◆ **Written problem**
Pick out each line in the data below that contains the word "Date", and copy those lines.

◆ **Data rows**
/---
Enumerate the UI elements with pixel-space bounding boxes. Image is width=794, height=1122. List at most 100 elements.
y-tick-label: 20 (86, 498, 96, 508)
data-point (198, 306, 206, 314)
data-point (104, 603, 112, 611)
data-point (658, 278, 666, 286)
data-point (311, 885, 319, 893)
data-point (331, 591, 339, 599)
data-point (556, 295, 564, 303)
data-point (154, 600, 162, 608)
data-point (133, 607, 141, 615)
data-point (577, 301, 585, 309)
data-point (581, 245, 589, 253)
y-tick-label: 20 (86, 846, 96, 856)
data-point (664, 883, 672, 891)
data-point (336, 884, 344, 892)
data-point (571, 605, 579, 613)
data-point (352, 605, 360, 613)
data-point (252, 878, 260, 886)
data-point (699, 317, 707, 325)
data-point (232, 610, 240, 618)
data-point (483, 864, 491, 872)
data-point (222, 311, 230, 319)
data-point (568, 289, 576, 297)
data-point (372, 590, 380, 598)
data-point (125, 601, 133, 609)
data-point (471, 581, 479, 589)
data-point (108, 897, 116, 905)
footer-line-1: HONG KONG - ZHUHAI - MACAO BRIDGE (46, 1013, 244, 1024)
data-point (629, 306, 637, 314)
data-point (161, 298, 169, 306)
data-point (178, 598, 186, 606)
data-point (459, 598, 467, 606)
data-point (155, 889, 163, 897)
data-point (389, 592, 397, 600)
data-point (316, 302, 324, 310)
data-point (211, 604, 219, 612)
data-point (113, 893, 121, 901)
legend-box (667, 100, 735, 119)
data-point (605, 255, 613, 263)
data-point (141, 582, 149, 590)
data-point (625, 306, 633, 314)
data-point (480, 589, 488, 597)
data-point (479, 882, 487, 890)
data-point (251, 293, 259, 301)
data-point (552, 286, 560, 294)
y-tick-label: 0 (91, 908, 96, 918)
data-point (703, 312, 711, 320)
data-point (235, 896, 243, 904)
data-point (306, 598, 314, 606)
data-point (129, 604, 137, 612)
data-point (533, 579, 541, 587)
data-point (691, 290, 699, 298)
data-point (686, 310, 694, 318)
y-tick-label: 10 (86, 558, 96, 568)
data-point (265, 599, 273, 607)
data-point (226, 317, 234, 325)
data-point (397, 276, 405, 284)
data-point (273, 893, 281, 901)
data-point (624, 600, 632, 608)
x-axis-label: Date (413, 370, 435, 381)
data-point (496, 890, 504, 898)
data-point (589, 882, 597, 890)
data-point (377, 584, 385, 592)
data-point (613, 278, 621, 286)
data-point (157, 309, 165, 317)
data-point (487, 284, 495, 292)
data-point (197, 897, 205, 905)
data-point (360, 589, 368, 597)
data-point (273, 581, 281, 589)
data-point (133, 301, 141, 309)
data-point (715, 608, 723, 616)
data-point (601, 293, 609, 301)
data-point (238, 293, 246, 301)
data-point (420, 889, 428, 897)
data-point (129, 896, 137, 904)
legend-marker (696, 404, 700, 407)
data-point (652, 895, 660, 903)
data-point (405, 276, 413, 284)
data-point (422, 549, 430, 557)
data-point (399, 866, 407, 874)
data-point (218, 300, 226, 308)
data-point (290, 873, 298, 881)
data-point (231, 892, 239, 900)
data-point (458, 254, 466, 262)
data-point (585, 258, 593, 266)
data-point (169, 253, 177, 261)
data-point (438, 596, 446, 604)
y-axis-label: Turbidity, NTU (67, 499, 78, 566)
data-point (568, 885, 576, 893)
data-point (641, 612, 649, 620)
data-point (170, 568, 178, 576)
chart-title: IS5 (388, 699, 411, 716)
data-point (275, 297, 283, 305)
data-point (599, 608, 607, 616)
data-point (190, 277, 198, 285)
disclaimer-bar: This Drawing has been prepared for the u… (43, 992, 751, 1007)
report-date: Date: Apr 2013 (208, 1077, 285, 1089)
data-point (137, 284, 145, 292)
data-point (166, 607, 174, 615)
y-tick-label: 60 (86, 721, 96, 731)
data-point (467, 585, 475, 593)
\---
◆ **Expected answer**
x-axis-label: Date (413, 370, 435, 381)
report-date: Date: Apr 2013 (208, 1077, 285, 1089)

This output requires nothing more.